Problem details: Give back the entire listing verbatim.

Source material:
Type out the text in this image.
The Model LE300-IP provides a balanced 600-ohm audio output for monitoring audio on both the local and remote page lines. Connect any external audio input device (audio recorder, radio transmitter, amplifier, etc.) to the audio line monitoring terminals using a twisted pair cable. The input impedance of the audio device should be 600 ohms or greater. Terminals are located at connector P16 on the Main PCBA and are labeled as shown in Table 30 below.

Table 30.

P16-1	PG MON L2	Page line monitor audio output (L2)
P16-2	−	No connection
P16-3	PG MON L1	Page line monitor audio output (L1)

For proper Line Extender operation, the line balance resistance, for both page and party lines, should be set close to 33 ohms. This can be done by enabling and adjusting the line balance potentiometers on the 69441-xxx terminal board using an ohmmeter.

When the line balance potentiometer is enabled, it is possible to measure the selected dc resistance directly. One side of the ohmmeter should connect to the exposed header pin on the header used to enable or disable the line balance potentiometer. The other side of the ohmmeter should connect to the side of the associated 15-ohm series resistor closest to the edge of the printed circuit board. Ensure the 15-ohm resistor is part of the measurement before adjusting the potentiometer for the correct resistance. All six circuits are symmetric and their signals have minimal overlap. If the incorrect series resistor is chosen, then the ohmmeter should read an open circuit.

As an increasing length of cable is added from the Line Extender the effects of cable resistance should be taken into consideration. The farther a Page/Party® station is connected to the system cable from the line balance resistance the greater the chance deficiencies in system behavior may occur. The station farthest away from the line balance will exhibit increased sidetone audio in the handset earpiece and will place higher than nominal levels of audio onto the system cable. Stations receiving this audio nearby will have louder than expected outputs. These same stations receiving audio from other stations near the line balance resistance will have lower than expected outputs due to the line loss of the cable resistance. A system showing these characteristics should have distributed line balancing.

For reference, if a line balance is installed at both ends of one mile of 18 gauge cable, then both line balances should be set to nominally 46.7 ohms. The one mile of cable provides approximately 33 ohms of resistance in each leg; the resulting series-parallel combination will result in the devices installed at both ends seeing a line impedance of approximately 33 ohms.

Complete response:
Type out the text in this image.
The Model LE300-IP provides a balanced 600-ohm audio output for monitoring audio on both the local and remote page lines. Connect any external audio input device (audio recorder, radio transmitter, amplifier, etc.) to the audio line monitoring terminals using a twisted pair cable. The input impedance of the audio device should be 600 ohms or greater. Terminals are located at connector P16 on the Main PCBA and are labeled as shown in Table 30 below.

Table 30.

P16-1	PG MON L2	Page line monitor audio output (L2)
P16-2	−	No connection
P16-3	PG MON L1	Page line monitor audio output (L1)

For proper Line Extender operation, the line balance resistance, for both page and party lines, should be set close to 33 ohms. This can be done by enabling and adjusting the line balance potentiometers on the 69441-xxx terminal board using an ohmmeter.

When the line balance potentiometer is enabled, it is possible to measure the selected dc resistance directly. One side of the ohmmeter should connect to the exposed header pin on the header used to enable or disable the line balance potentiometer. The other side of the ohmmeter should connect to the side of the associated 15-ohm series resistor closest to the edge of the printed circuit board. Ensure the 15-ohm resistor is part of the measurement before adjusting the potentiometer for the correct resistance. All six circuits are symmetric and their signals have minimal overlap. If the incorrect series resistor is chosen, then the ohmmeter should read an open circuit.

As an increasing length of cable is added from the Line Extender the effects of cable resistance should be taken into consideration. The farther a Page/Party® station is connected to the system cable from the line balance resistance the greater the chance deficiencies in system behavior may occur. The station farthest away from the line balance will exhibit increased sidetone audio in the handset earpiece and will place higher than nominal levels of audio onto the system cable. Stations receiving this audio nearby will have louder than expected outputs. These same stations receiving audio from other stations near the line balance resistance will have lower than expected outputs due to the line loss of the cable resistance. A system showing these characteristics should have distributed line balancing.

For reference, if a line balance is installed at both ends of one mile of 18 gauge cable, then both line balances should be set to nominally 46.7 ohms. The one mile of cable provides approximately 33 ohms of resistance in each leg; the resulting series-parallel combination will result in the devices installed at both ends seeing a line impedance of approximately 33 ohms.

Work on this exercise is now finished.